++++ Data entries ++++

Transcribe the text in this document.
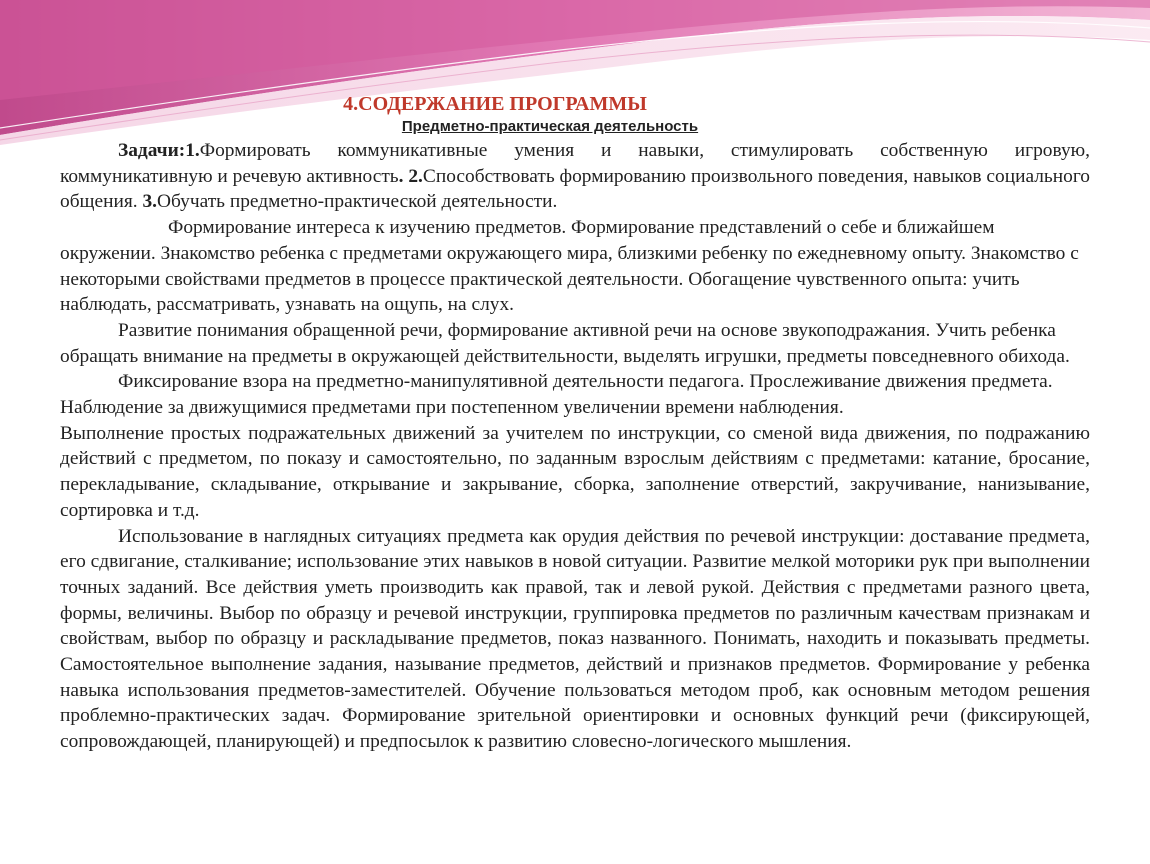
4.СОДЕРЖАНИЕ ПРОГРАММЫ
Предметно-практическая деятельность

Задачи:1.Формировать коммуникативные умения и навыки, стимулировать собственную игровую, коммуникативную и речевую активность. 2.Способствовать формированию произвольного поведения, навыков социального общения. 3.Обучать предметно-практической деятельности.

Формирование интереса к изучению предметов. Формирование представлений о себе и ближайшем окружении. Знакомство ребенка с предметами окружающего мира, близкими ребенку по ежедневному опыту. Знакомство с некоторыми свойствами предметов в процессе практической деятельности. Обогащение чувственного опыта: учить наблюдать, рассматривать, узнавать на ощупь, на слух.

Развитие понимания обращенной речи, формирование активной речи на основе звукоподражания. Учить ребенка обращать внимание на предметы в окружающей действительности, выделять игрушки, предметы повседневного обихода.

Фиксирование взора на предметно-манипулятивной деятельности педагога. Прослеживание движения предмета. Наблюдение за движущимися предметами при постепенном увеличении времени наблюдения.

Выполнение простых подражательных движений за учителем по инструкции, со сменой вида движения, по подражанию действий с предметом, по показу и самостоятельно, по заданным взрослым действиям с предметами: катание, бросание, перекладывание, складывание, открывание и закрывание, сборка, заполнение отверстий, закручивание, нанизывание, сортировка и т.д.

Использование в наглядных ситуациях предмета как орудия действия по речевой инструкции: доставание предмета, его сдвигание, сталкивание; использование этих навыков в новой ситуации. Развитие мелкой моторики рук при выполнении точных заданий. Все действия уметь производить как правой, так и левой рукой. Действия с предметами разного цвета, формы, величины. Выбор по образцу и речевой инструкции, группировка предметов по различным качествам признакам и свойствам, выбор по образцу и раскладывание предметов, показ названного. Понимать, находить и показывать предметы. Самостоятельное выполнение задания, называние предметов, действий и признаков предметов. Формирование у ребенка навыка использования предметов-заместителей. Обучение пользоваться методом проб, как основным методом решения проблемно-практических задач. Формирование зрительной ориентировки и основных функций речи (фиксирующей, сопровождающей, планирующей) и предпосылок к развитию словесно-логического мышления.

++++
++++ Data entries ++++

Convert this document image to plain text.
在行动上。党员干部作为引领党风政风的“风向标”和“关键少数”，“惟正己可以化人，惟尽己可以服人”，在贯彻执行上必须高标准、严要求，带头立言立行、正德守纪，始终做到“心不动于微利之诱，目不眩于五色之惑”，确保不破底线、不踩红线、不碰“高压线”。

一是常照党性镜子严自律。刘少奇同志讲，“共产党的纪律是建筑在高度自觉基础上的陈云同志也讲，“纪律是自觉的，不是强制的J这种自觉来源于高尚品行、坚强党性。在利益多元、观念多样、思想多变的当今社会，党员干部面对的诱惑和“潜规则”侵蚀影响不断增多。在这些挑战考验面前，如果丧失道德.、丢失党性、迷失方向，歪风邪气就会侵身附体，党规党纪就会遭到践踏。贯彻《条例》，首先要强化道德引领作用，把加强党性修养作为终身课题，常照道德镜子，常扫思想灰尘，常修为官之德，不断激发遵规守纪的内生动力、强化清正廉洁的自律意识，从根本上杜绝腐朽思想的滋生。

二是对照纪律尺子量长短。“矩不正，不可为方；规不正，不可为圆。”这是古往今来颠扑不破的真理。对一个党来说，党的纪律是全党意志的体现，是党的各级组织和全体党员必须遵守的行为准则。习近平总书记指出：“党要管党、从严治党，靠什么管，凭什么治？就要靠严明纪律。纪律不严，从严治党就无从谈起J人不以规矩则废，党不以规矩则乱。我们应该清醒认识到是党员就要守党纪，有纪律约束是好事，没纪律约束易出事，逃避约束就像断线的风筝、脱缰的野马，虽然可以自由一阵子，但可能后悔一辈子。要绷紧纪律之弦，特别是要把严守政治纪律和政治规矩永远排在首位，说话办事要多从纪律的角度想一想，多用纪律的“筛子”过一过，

++++

_Written exercise_
What is the number of lines that hold the string "document"? Reply with that number alone.

_Exercise answer_
2